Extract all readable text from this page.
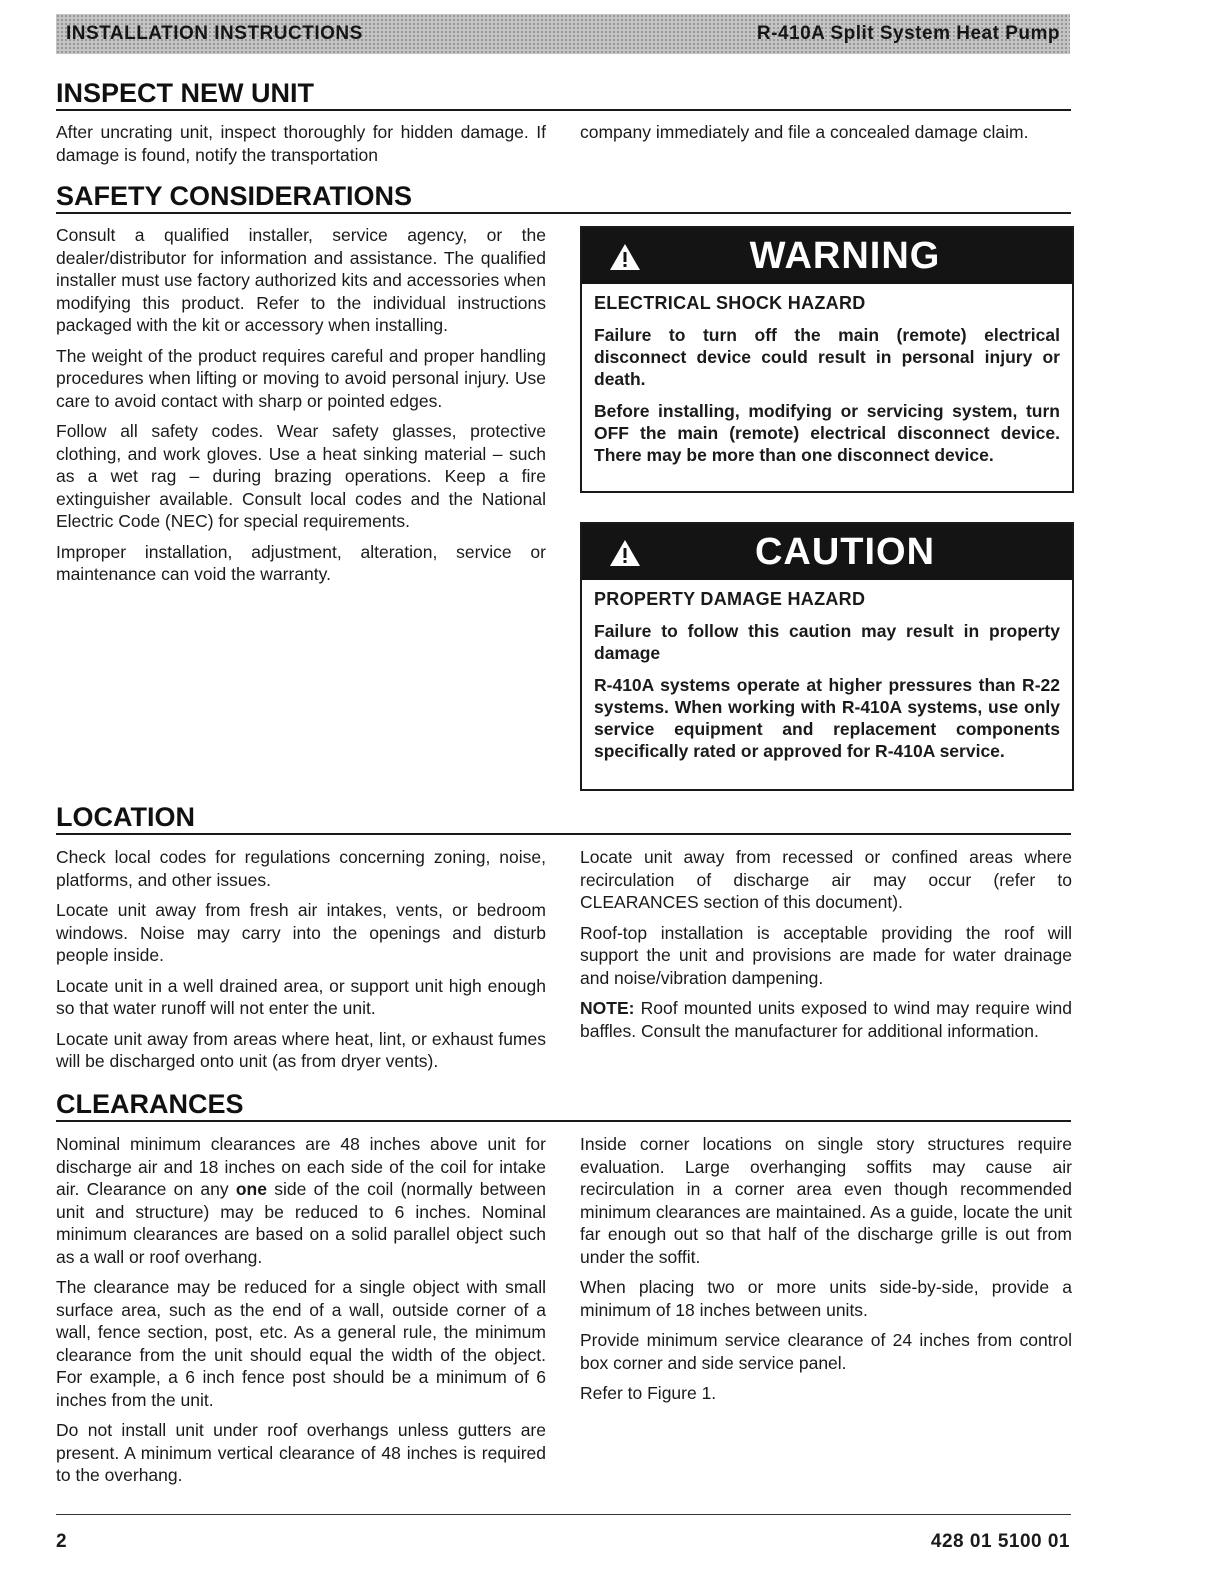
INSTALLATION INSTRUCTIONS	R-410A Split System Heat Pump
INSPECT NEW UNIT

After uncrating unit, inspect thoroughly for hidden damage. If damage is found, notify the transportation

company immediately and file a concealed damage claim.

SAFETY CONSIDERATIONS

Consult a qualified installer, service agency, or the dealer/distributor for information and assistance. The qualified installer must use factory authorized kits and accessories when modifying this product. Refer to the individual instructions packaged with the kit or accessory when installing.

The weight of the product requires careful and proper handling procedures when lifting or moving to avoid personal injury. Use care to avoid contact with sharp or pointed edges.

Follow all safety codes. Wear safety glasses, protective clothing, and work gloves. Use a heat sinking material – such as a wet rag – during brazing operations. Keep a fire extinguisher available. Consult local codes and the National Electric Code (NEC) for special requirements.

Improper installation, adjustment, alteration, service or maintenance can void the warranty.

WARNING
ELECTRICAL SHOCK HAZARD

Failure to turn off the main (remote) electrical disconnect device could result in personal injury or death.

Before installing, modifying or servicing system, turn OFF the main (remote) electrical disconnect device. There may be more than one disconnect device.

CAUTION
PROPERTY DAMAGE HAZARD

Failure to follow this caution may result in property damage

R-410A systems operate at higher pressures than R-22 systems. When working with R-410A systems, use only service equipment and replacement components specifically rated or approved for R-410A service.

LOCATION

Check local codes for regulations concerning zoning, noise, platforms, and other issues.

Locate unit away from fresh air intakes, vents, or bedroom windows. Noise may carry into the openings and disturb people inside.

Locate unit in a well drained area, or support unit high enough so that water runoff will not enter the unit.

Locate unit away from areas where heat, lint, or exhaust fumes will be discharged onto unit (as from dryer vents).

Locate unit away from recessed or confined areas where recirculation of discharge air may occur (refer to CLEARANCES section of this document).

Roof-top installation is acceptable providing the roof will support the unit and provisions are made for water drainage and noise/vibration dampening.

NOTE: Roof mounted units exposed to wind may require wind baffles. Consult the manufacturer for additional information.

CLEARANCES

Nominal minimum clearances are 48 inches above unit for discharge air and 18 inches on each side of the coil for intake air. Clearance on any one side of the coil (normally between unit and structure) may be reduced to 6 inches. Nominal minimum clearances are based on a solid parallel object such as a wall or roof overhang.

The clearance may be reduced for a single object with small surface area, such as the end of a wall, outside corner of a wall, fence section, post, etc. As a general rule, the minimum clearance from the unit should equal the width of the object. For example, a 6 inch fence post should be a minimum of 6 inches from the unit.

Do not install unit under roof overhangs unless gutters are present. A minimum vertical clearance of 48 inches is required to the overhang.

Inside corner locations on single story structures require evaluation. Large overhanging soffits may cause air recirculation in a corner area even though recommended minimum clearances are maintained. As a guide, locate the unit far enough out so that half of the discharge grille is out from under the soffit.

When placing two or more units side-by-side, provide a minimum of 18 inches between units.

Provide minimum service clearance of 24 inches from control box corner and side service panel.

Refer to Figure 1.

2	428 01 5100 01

--- --- ---

WHAT IS EXPECTED: Pick out lines containing the word "such", each one as written.

RESULT BELOW:
Follow all safety codes. Wear safety glasses, protective clothing, and work gloves. Use a heat sinking material – such as a wet rag – during brazing operations. Keep a fire extinguisher available. Consult local codes and the National Electric Code (NEC) for special requirements.
Nominal minimum clearances are 48 inches above unit for discharge air and 18 inches on each side of the coil for intake air. Clearance on any one side of the coil (normally between unit and structure) may be reduced to 6 inches. Nominal minimum clearances are based on a solid parallel object such as a wall or roof overhang.
The clearance may be reduced for a single object with small surface area, such as the end of a wall, outside corner of a wall, fence section, post, etc. As a general rule, the minimum clearance from the unit should equal the width of the object. For example, a 6 inch fence post should be a minimum of 6 inches from the unit.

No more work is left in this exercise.